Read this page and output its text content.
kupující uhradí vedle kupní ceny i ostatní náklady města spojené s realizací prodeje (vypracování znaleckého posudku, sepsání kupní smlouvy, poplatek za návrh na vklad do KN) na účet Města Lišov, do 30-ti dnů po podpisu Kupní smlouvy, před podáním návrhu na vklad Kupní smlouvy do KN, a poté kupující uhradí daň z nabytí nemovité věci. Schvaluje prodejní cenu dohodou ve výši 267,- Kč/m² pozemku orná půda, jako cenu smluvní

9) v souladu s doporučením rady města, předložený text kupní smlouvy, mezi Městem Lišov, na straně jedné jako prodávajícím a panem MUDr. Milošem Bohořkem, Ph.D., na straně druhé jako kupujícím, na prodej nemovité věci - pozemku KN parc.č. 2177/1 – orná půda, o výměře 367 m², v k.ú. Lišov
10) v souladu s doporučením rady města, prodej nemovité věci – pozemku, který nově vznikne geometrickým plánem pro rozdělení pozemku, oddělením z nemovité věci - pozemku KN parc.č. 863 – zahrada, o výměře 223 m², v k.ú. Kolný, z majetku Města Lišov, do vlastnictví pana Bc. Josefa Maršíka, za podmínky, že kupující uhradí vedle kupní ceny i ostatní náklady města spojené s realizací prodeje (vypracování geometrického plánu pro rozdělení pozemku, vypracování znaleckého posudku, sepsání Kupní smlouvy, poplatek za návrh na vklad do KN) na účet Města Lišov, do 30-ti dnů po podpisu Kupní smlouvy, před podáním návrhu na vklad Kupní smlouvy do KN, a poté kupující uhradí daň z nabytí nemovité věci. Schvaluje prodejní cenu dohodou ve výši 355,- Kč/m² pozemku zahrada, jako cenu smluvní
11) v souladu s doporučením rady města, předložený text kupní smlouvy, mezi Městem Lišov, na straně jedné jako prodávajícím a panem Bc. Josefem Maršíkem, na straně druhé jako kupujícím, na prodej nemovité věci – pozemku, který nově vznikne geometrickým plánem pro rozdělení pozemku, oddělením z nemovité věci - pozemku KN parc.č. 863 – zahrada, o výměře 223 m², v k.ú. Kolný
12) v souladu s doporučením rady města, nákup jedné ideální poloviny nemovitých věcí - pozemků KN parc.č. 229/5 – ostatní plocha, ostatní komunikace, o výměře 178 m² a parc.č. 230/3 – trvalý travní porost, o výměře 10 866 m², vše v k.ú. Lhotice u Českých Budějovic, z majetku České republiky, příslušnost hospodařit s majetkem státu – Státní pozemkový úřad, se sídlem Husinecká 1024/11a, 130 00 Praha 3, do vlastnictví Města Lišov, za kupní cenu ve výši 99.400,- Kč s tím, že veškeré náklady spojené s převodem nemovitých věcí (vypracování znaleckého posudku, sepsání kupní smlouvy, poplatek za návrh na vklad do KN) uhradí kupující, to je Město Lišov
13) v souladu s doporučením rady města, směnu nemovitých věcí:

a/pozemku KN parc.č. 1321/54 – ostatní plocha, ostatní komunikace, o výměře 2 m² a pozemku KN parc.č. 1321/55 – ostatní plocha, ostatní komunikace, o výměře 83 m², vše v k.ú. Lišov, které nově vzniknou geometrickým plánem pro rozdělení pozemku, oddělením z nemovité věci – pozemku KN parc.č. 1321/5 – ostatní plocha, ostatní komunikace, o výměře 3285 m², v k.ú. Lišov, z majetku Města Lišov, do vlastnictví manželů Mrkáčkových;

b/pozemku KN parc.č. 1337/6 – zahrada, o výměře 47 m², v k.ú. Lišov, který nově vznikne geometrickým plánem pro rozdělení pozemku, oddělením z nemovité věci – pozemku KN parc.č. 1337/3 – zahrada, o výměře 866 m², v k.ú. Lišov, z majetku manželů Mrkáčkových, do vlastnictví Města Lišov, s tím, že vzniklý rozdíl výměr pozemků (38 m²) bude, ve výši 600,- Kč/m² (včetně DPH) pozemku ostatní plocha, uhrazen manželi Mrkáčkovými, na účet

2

-.-.-

All of the entries should be written out again exactly.

Read this page and output its text content.
kupující uhradí vedle kupní ceny i ostatní náklady města spojené s realizací prodeje (vypracování znaleckého posudku, sepsání kupní smlouvy, poplatek za návrh na vklad do KN) na účet Města Lišov, do 30-ti dnů po podpisu Kupní smlouvy, před podáním návrhu na vklad Kupní smlouvy do KN, a poté kupující uhradí daň z nabytí nemovité věci. Schvaluje prodejní cenu dohodou ve výši 267,- Kč/m² pozemku orná půda, jako cenu smluvní

9) v souladu s doporučením rady města, předložený text kupní smlouvy, mezi Městem Lišov, na straně jedné jako prodávajícím a panem MUDr. Milošem Bohořkem, Ph.D., na straně druhé jako kupujícím, na prodej nemovité věci - pozemku KN parc.č. 2177/1 – orná půda, o výměře 367 m², v k.ú. Lišov
10) v souladu s doporučením rady města, prodej nemovité věci – pozemku, který nově vznikne geometrickým plánem pro rozdělení pozemku, oddělením z nemovité věci - pozemku KN parc.č. 863 – zahrada, o výměře 223 m², v k.ú. Kolný, z majetku Města Lišov, do vlastnictví pana Bc. Josefa Maršíka, za podmínky, že kupující uhradí vedle kupní ceny i ostatní náklady města spojené s realizací prodeje (vypracování geometrického plánu pro rozdělení pozemku, vypracování znaleckého posudku, sepsání Kupní smlouvy, poplatek za návrh na vklad do KN) na účet Města Lišov, do 30-ti dnů po podpisu Kupní smlouvy, před podáním návrhu na vklad Kupní smlouvy do KN, a poté kupující uhradí daň z nabytí nemovité věci. Schvaluje prodejní cenu dohodou ve výši 355,- Kč/m² pozemku zahrada, jako cenu smluvní
11) v souladu s doporučením rady města, předložený text kupní smlouvy, mezi Městem Lišov, na straně jedné jako prodávajícím a panem Bc. Josefem Maršíkem, na straně druhé jako kupujícím, na prodej nemovité věci – pozemku, který nově vznikne geometrickým plánem pro rozdělení pozemku, oddělením z nemovité věci - pozemku KN parc.č. 863 – zahrada, o výměře 223 m², v k.ú. Kolný
12) v souladu s doporučením rady města, nákup jedné ideální poloviny nemovitých věcí - pozemků KN parc.č. 229/5 – ostatní plocha, ostatní komunikace, o výměře 178 m² a parc.č. 230/3 – trvalý travní porost, o výměře 10 866 m², vše v k.ú. Lhotice u Českých Budějovic, z majetku České republiky, příslušnost hospodařit s majetkem státu – Státní pozemkový úřad, se sídlem Husinecká 1024/11a, 130 00 Praha 3, do vlastnictví Města Lišov, za kupní cenu ve výši 99.400,- Kč s tím, že veškeré náklady spojené s převodem nemovitých věcí (vypracování znaleckého posudku, sepsání kupní smlouvy, poplatek za návrh na vklad do KN) uhradí kupující, to je Město Lišov
13) v souladu s doporučením rady města, směnu nemovitých věcí:

a/pozemku KN parc.č. 1321/54 – ostatní plocha, ostatní komunikace, o výměře 2 m² a pozemku KN parc.č. 1321/55 – ostatní plocha, ostatní komunikace, o výměře 83 m², vše v k.ú. Lišov, které nově vzniknou geometrickým plánem pro rozdělení pozemku, oddělením z nemovité věci – pozemku KN parc.č. 1321/5 – ostatní plocha, ostatní komunikace, o výměře 3285 m², v k.ú. Lišov, z majetku Města Lišov, do vlastnictví manželů Mrkáčkových;

b/pozemku KN parc.č. 1337/6 – zahrada, o výměře 47 m², v k.ú. Lišov, který nově vznikne geometrickým plánem pro rozdělení pozemku, oddělením z nemovité věci – pozemku KN parc.č. 1337/3 – zahrada, o výměře 866 m², v k.ú. Lišov, z majetku manželů Mrkáčkových, do vlastnictví Města Lišov, s tím, že vzniklý rozdíl výměr pozemků (38 m²) bude, ve výši 600,- Kč/m² (včetně DPH) pozemku ostatní plocha, uhrazen manželi Mrkáčkovými, na účet

2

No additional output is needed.